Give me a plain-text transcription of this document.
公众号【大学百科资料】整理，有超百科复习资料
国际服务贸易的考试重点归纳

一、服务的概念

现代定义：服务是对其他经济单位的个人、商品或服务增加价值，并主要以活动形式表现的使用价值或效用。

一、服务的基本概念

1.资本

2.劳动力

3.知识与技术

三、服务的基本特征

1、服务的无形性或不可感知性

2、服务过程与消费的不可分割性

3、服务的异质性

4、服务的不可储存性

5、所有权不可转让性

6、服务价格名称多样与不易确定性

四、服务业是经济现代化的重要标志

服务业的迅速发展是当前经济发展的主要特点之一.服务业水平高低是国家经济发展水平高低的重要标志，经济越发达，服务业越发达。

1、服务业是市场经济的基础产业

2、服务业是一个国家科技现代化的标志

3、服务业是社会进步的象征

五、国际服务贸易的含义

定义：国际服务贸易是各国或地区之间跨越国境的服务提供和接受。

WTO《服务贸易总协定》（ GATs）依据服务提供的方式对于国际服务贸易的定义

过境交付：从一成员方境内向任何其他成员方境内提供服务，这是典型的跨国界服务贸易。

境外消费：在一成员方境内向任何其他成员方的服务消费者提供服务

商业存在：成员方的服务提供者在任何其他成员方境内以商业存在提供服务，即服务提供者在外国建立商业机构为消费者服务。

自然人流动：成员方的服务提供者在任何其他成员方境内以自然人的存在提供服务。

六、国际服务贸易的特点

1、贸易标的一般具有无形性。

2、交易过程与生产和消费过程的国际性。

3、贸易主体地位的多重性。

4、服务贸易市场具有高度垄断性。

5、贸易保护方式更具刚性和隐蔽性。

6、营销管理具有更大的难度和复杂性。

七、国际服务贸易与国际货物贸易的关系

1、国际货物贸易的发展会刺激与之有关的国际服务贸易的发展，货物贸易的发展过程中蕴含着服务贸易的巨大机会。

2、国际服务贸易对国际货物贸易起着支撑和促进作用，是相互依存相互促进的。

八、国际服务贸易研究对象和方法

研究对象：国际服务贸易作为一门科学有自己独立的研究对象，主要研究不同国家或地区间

- **Stated goal**:
Recopy all the lines exactly as they appear.

- **Final result**:
Give me a plain-text transcription of this document.
公众号【大学百科资料】整理，有超百科复习资料
国际服务贸易的考试重点归纳

一、服务的概念

现代定义：服务是对其他经济单位的个人、商品或服务增加价值，并主要以活动形式表现的使用价值或效用。

一、服务的基本概念

1.资本

2.劳动力

3.知识与技术

三、服务的基本特征

1、服务的无形性或不可感知性

2、服务过程与消费的不可分割性

3、服务的异质性

4、服务的不可储存性

5、所有权不可转让性

6、服务价格名称多样与不易确定性

四、服务业是经济现代化的重要标志

服务业的迅速发展是当前经济发展的主要特点之一.服务业水平高低是国家经济发展水平高低的重要标志，经济越发达，服务业越发达。

1、服务业是市场经济的基础产业

2、服务业是一个国家科技现代化的标志

3、服务业是社会进步的象征

五、国际服务贸易的含义

定义：国际服务贸易是各国或地区之间跨越国境的服务提供和接受。

WTO《服务贸易总协定》（ GATs）依据服务提供的方式对于国际服务贸易的定义

过境交付：从一成员方境内向任何其他成员方境内提供服务，这是典型的跨国界服务贸易。

境外消费：在一成员方境内向任何其他成员方的服务消费者提供服务

商业存在：成员方的服务提供者在任何其他成员方境内以商业存在提供服务，即服务提供者在外国建立商业机构为消费者服务。

自然人流动：成员方的服务提供者在任何其他成员方境内以自然人的存在提供服务。

六、国际服务贸易的特点

1、贸易标的一般具有无形性。

2、交易过程与生产和消费过程的国际性。

3、贸易主体地位的多重性。

4、服务贸易市场具有高度垄断性。

5、贸易保护方式更具刚性和隐蔽性。

6、营销管理具有更大的难度和复杂性。

七、国际服务贸易与国际货物贸易的关系

1、国际货物贸易的发展会刺激与之有关的国际服务贸易的发展，货物贸易的发展过程中蕴含着服务贸易的巨大机会。

2、国际服务贸易对国际货物贸易起着支撑和促进作用，是相互依存相互促进的。

八、国际服务贸易研究对象和方法

研究对象：国际服务贸易作为一门科学有自己独立的研究对象，主要研究不同国家或地区间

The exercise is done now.